Problem requirements:
Only lines with the string "color" matter here; gather them from the material below.

Listing:

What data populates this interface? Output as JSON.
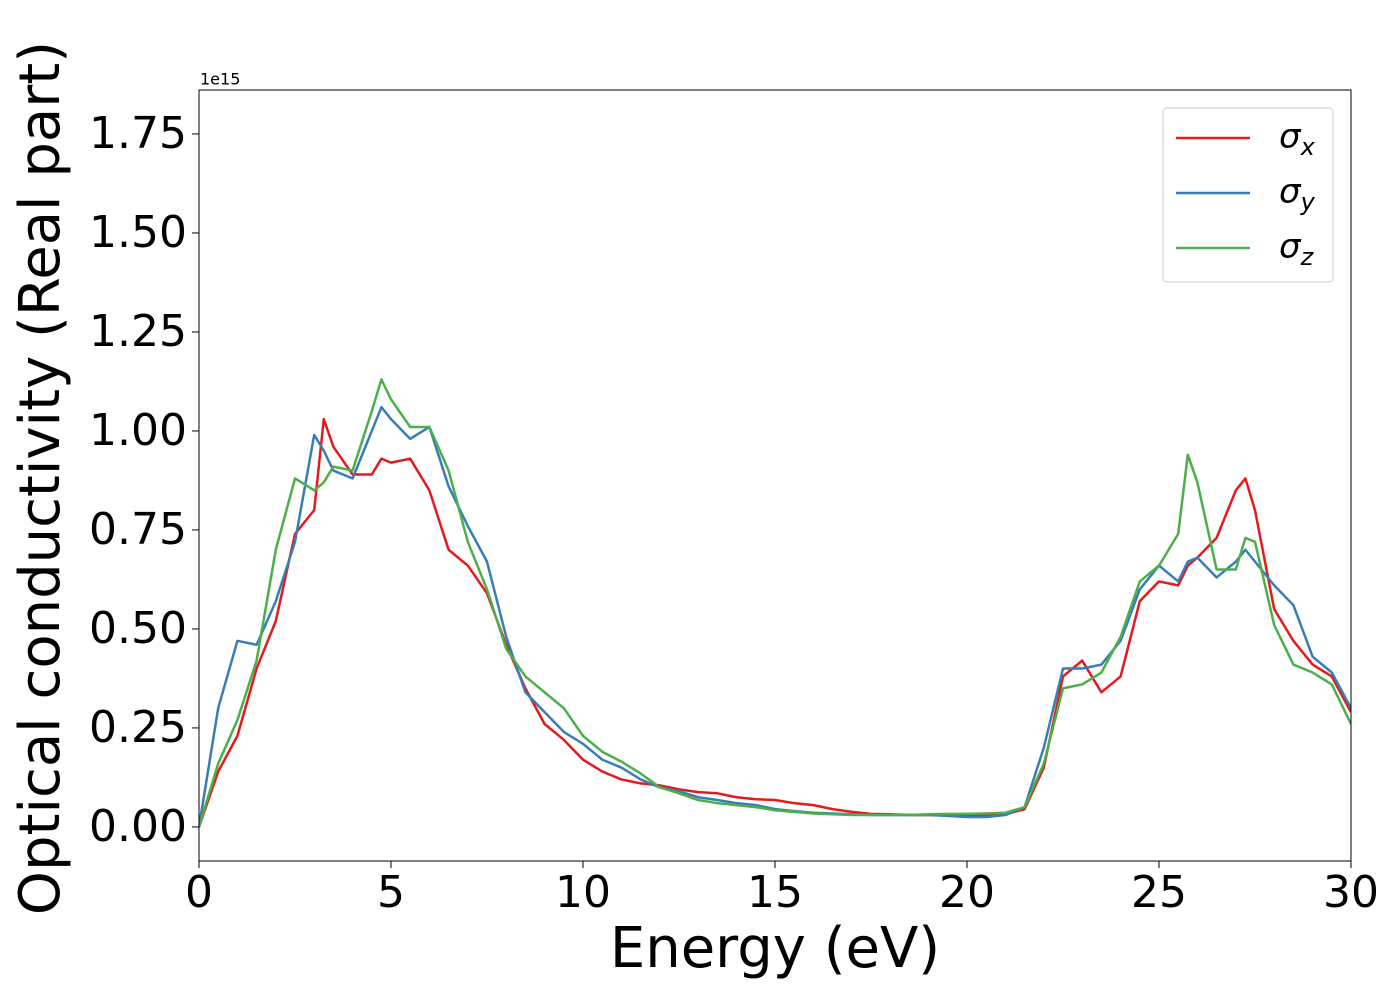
{
  "chart_data": {
    "type": "line",
    "x_label": "Energy (eV)",
    "y_label": "Optical conductivity (Real part)",
    "y_offset_label": "1e15",
    "x": [
      0,
      0.5,
      1,
      1.5,
      2,
      2.5,
      3,
      3.25,
      3.5,
      4,
      4.5,
      4.75,
      5,
      5.5,
      6,
      6.5,
      7,
      7.5,
      8,
      8.5,
      9,
      9.5,
      10,
      10.5,
      11,
      11.5,
      12,
      12.5,
      13,
      13.5,
      14,
      14.5,
      15,
      15.5,
      16,
      16.5,
      17,
      17.5,
      18,
      18.5,
      19,
      19.5,
      20,
      20.5,
      21,
      21.5,
      22,
      22.5,
      23,
      23.5,
      24,
      24.5,
      25,
      25.5,
      25.75,
      26,
      26.5,
      27,
      27.25,
      27.5,
      28,
      28.5,
      29,
      29.5,
      30
    ],
    "series": [
      {
        "name": "σx",
        "color": "#e41a1c",
        "values": [
          0,
          0.14,
          0.23,
          0.4,
          0.52,
          0.74,
          0.8,
          1.03,
          0.96,
          0.89,
          0.89,
          0.93,
          0.92,
          0.93,
          0.85,
          0.7,
          0.66,
          0.59,
          0.46,
          0.35,
          0.26,
          0.22,
          0.17,
          0.14,
          0.12,
          0.11,
          0.105,
          0.095,
          0.088,
          0.085,
          0.075,
          0.07,
          0.068,
          0.06,
          0.055,
          0.045,
          0.038,
          0.033,
          0.032,
          0.03,
          0.03,
          0.03,
          0.03,
          0.03,
          0.032,
          0.045,
          0.15,
          0.38,
          0.42,
          0.34,
          0.38,
          0.57,
          0.62,
          0.61,
          0.66,
          0.68,
          0.73,
          0.85,
          0.88,
          0.8,
          0.55,
          0.47,
          0.41,
          0.38,
          0.29
        ]
      },
      {
        "name": "σy",
        "color": "#377eb8",
        "values": [
          0,
          0.3,
          0.47,
          0.46,
          0.57,
          0.72,
          0.99,
          0.95,
          0.9,
          0.88,
          1.0,
          1.06,
          1.03,
          0.98,
          1.01,
          0.86,
          0.76,
          0.67,
          0.48,
          0.34,
          0.29,
          0.24,
          0.21,
          0.17,
          0.15,
          0.12,
          0.1,
          0.09,
          0.075,
          0.068,
          0.06,
          0.055,
          0.045,
          0.04,
          0.036,
          0.034,
          0.032,
          0.03,
          0.03,
          0.03,
          0.03,
          0.028,
          0.025,
          0.025,
          0.03,
          0.05,
          0.2,
          0.4,
          0.4,
          0.41,
          0.47,
          0.6,
          0.66,
          0.62,
          0.67,
          0.68,
          0.63,
          0.67,
          0.7,
          0.67,
          0.61,
          0.56,
          0.43,
          0.39,
          0.3
        ]
      },
      {
        "name": "σz",
        "color": "#4daf4a",
        "values": [
          0,
          0.16,
          0.27,
          0.42,
          0.7,
          0.88,
          0.85,
          0.87,
          0.91,
          0.9,
          1.05,
          1.13,
          1.08,
          1.01,
          1.01,
          0.9,
          0.72,
          0.6,
          0.45,
          0.38,
          0.34,
          0.3,
          0.23,
          0.19,
          0.165,
          0.135,
          0.1,
          0.085,
          0.068,
          0.06,
          0.055,
          0.05,
          0.042,
          0.038,
          0.034,
          0.032,
          0.03,
          0.03,
          0.03,
          0.03,
          0.032,
          0.033,
          0.033,
          0.034,
          0.036,
          0.05,
          0.16,
          0.35,
          0.36,
          0.39,
          0.48,
          0.62,
          0.66,
          0.74,
          0.94,
          0.87,
          0.65,
          0.65,
          0.73,
          0.72,
          0.51,
          0.41,
          0.39,
          0.36,
          0.26
        ]
      }
    ],
    "xlim": [
      0,
      30
    ],
    "xticks": [
      0,
      5,
      10,
      15,
      20,
      25,
      30
    ],
    "ylim": [
      -0.086,
      1.861
    ],
    "yticks": [
      {
        "value": 0,
        "label": "0.00"
      },
      {
        "value": 0.25,
        "label": "0.25"
      },
      {
        "value": 0.5,
        "label": "0.50"
      },
      {
        "value": 0.75,
        "label": "0.75"
      },
      {
        "value": 1,
        "label": "1.00"
      },
      {
        "value": 1.25,
        "label": "1.25"
      },
      {
        "value": 1.5,
        "label": "1.50"
      },
      {
        "value": 1.75,
        "label": "1.75"
      }
    ],
    "legend": "upper right",
    "grid": false
  }
}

Complete response:
        "color": "#e41a1c",
        "color": "#377eb8",
        "color": "#4daf4a",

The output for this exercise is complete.